### Given records
•••••

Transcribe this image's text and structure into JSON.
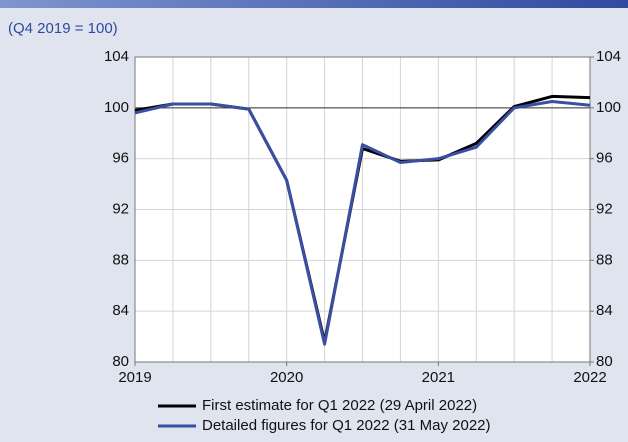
{
  "chart_data": {
    "type": "line",
    "subtitle": "(Q4 2019 = 100)",
    "x": [
      2019,
      2019.25,
      2019.5,
      2019.75,
      2020,
      2020.25,
      2020.5,
      2020.75,
      2021,
      2021.25,
      2021.5,
      2021.75,
      2022
    ],
    "series": [
      {
        "name": "First estimate for Q1 2022 (29 April 2022)",
        "color": "#000000",
        "values": [
          99.8,
          100.3,
          100.3,
          99.9,
          94.3,
          81.6,
          96.8,
          95.8,
          95.9,
          97.2,
          100.1,
          100.9,
          100.8
        ]
      },
      {
        "name": "Detailed figures for Q1 2022 (31 May 2022)",
        "color": "#3a4fa3",
        "values": [
          99.6,
          100.3,
          100.3,
          99.9,
          94.3,
          81.4,
          97.1,
          95.7,
          96.0,
          96.9,
          100.0,
          100.5,
          100.2
        ]
      }
    ],
    "xlim": [
      2019,
      2022
    ],
    "xticks": [
      2019,
      2020,
      2021,
      2022
    ],
    "ylim": [
      80,
      104
    ],
    "yticks": [
      80,
      84,
      88,
      92,
      96,
      100,
      104
    ],
    "y2lim": [
      80,
      104
    ],
    "y2ticks": [
      80,
      84,
      88,
      92,
      96,
      100,
      104
    ],
    "reference_line": 100,
    "grid": true,
    "legend": "bottom"
  }
}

•••••

### Exercise details
Without the pictures, print the whole listing exactly as given.

### Result
Transcribe this image's text and structure into JSON.
{
  "chart_data": {
    "type": "line",
    "subtitle": "(Q4 2019 = 100)",
    "x": [
      2019,
      2019.25,
      2019.5,
      2019.75,
      2020,
      2020.25,
      2020.5,
      2020.75,
      2021,
      2021.25,
      2021.5,
      2021.75,
      2022
    ],
    "series": [
      {
        "name": "First estimate for Q1 2022 (29 April 2022)",
        "color": "#000000",
        "values": [
          99.8,
          100.3,
          100.3,
          99.9,
          94.3,
          81.6,
          96.8,
          95.8,
          95.9,
          97.2,
          100.1,
          100.9,
          100.8
        ]
      },
      {
        "name": "Detailed figures for Q1 2022 (31 May 2022)",
        "color": "#3a4fa3",
        "values": [
          99.6,
          100.3,
          100.3,
          99.9,
          94.3,
          81.4,
          97.1,
          95.7,
          96.0,
          96.9,
          100.0,
          100.5,
          100.2
        ]
      }
    ],
    "xlim": [
      2019,
      2022
    ],
    "xticks": [
      2019,
      2020,
      2021,
      2022
    ],
    "ylim": [
      80,
      104
    ],
    "yticks": [
      80,
      84,
      88,
      92,
      96,
      100,
      104
    ],
    "y2lim": [
      80,
      104
    ],
    "y2ticks": [
      80,
      84,
      88,
      92,
      96,
      100,
      104
    ],
    "reference_line": 100,
    "grid": true,
    "legend": "bottom"
  }
}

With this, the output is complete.